Identify all lines in the listing that include the word "Скорость", and copy them out.

[start]

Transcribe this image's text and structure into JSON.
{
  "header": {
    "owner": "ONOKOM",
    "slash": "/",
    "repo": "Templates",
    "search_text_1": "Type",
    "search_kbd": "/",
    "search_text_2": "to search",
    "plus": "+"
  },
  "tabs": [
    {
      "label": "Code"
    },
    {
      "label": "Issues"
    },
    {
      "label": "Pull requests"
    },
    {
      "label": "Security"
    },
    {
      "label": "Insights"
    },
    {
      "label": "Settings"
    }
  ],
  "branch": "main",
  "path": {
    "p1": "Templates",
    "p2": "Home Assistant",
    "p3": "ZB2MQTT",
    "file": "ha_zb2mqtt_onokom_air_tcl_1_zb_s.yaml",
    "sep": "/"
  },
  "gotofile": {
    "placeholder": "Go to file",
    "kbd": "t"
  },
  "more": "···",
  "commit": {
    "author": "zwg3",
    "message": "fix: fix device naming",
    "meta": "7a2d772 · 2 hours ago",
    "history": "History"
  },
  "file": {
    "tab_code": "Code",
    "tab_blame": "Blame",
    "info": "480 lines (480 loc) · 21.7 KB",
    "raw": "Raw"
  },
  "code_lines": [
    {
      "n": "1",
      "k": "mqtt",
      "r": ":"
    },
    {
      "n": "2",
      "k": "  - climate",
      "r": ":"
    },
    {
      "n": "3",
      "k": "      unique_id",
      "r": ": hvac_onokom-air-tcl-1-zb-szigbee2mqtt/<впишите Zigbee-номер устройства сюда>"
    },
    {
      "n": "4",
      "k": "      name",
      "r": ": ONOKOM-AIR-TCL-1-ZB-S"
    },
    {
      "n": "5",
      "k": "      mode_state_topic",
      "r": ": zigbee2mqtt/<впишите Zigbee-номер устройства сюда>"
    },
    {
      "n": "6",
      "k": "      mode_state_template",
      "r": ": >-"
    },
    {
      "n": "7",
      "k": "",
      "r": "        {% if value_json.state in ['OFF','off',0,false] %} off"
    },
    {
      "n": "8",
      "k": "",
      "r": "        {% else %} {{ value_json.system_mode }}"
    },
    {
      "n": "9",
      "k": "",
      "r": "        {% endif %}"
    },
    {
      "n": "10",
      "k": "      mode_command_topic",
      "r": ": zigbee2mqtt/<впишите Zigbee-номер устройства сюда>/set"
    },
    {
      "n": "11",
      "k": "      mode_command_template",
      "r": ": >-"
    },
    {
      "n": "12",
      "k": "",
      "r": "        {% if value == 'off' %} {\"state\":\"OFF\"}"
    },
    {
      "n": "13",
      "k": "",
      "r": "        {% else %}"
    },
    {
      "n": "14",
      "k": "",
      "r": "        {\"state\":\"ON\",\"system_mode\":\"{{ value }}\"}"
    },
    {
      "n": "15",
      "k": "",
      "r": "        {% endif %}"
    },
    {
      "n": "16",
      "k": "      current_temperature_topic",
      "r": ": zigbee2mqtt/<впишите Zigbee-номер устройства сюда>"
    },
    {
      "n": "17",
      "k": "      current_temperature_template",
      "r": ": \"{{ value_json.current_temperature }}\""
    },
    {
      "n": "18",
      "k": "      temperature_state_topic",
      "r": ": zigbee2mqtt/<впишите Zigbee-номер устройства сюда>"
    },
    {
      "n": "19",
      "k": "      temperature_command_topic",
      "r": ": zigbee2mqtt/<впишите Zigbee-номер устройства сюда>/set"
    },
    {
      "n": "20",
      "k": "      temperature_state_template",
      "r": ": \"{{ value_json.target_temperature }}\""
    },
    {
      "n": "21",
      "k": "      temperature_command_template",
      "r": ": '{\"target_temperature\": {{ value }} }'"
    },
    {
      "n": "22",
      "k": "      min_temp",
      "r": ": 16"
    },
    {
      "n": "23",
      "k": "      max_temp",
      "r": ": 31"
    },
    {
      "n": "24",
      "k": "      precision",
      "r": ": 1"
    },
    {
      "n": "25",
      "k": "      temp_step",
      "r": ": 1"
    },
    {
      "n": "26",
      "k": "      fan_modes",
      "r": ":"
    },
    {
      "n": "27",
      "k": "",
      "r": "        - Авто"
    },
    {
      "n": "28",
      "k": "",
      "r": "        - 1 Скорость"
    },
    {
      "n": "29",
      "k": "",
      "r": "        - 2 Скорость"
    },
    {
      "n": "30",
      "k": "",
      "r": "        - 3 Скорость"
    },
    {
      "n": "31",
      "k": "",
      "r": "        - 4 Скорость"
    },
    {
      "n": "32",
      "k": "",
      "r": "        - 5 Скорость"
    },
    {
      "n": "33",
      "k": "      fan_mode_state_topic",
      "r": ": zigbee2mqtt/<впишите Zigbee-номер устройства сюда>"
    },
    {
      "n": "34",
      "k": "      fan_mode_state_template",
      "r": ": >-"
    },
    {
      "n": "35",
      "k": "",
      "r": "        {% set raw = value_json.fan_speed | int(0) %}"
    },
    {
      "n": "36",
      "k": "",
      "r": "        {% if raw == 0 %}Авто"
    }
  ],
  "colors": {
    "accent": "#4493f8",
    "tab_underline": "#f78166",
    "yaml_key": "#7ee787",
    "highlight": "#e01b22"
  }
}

[end]

Response>
      "r": "        - 1 Скорость"
      "r": "        - 2 Скорость"
      "r": "        - 3 Скорость"
      "r": "        - 4 Скорость"
      "r": "        - 5 Скорость"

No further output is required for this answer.